Exercise description: Print verbatim every line starting at the one that contains "Read all visible content and emit it as JSON." and ending at the final line of the records; include both endpoints.

Material for the task:
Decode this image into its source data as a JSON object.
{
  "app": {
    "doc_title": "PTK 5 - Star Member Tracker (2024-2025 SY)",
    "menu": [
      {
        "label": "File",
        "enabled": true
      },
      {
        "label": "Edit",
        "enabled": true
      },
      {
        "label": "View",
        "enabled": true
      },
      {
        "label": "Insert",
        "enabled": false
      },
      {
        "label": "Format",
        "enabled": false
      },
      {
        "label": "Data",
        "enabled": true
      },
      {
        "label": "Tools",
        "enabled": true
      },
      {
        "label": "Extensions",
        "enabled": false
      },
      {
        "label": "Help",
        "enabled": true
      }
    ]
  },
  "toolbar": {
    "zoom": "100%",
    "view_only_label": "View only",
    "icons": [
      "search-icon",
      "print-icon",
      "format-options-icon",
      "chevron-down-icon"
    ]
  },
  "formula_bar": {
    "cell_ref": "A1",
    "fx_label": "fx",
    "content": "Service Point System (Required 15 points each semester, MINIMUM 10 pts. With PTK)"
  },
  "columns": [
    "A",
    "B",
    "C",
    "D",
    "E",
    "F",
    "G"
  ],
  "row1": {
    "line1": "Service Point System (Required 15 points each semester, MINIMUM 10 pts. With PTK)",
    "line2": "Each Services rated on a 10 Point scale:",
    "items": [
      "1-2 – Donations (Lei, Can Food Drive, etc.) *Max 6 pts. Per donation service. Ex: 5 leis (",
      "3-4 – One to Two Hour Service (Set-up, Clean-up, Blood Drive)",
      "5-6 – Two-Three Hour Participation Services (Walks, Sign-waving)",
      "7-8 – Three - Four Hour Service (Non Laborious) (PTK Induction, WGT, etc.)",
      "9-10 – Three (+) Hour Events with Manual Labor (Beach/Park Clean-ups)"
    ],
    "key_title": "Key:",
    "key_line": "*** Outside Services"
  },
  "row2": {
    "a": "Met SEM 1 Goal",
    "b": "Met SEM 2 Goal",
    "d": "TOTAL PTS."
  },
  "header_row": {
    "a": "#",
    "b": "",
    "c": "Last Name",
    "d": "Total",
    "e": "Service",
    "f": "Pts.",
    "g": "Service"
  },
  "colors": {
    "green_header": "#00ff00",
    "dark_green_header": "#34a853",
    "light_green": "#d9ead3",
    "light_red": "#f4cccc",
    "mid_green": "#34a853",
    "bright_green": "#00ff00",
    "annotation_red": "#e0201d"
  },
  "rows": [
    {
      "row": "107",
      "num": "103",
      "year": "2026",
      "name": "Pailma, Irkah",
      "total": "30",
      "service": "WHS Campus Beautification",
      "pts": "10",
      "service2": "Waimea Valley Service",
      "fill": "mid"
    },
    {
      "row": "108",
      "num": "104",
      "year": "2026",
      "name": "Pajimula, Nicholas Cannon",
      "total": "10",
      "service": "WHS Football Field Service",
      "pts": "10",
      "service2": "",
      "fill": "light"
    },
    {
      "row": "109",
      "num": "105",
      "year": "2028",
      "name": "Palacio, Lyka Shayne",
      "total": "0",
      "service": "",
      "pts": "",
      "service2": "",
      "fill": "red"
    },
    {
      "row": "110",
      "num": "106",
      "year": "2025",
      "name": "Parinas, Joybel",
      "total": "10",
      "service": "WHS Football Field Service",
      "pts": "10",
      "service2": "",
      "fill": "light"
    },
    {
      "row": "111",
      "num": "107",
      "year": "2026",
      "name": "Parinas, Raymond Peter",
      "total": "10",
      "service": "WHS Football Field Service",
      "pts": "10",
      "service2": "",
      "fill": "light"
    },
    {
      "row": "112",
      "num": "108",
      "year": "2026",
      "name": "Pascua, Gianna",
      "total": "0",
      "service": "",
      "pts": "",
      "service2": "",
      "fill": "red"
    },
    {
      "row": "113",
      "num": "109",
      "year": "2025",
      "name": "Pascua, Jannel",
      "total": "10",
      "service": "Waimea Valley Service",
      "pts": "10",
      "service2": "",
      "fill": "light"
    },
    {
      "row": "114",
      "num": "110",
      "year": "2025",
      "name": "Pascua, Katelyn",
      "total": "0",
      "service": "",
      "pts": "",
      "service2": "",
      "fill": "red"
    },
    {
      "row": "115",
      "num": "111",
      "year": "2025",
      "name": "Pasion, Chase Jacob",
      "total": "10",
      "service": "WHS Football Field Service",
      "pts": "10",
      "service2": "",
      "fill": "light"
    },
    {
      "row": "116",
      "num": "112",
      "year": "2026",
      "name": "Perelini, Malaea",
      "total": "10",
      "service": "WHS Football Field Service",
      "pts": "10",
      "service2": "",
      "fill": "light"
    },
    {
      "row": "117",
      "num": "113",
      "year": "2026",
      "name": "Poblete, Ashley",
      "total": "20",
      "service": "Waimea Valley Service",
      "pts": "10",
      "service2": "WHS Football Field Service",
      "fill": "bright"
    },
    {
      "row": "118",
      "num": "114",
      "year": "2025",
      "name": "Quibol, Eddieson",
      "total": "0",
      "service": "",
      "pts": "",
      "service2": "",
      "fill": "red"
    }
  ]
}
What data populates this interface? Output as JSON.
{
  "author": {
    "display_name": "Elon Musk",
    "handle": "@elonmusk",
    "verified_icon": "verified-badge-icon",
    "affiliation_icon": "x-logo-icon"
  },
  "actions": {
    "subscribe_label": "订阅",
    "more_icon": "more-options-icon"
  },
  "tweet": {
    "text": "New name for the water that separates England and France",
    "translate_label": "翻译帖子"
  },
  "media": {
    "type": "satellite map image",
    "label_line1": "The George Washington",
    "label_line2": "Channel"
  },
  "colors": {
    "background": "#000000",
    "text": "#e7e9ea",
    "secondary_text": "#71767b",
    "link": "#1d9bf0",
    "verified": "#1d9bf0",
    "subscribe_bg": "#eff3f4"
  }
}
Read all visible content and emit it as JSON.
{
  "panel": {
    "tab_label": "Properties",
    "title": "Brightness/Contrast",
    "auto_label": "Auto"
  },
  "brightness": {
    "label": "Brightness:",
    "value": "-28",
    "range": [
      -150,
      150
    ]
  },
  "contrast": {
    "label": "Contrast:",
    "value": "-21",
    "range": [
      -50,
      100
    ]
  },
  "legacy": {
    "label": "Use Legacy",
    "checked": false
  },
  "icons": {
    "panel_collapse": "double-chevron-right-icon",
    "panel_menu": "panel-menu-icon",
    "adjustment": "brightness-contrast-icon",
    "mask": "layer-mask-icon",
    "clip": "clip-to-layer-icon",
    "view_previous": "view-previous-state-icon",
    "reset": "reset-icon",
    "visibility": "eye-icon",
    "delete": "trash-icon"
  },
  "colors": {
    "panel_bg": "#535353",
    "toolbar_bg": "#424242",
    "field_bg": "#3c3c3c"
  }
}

Exercise answer:
Read all visible content and emit it as JSON.
{
  "panel": {
    "tab_label": "Properties",
    "title": "Brightness/Contrast",
    "auto_label": "Auto"
  },
  "brightness": {
    "label": "Brightness:",
    "value": "-28",
    "range": [
      -150,
      150
    ]
  },
  "contrast": {
    "label": "Contrast:",
    "value": "-21",
    "range": [
      -50,
      100
    ]
  },
  "legacy": {
    "label": "Use Legacy",
    "checked": false
  },
  "icons": {
    "panel_collapse": "double-chevron-right-icon",
    "panel_menu": "panel-menu-icon",
    "adjustment": "brightness-contrast-icon",
    "mask": "layer-mask-icon",
    "clip": "clip-to-layer-icon",
    "view_previous": "view-previous-state-icon",
    "reset": "reset-icon",
    "visibility": "eye-icon",
    "delete": "trash-icon"
  },
  "colors": {
    "panel_bg": "#535353",
    "toolbar_bg": "#424242",
    "field_bg": "#3c3c3c"
  }
}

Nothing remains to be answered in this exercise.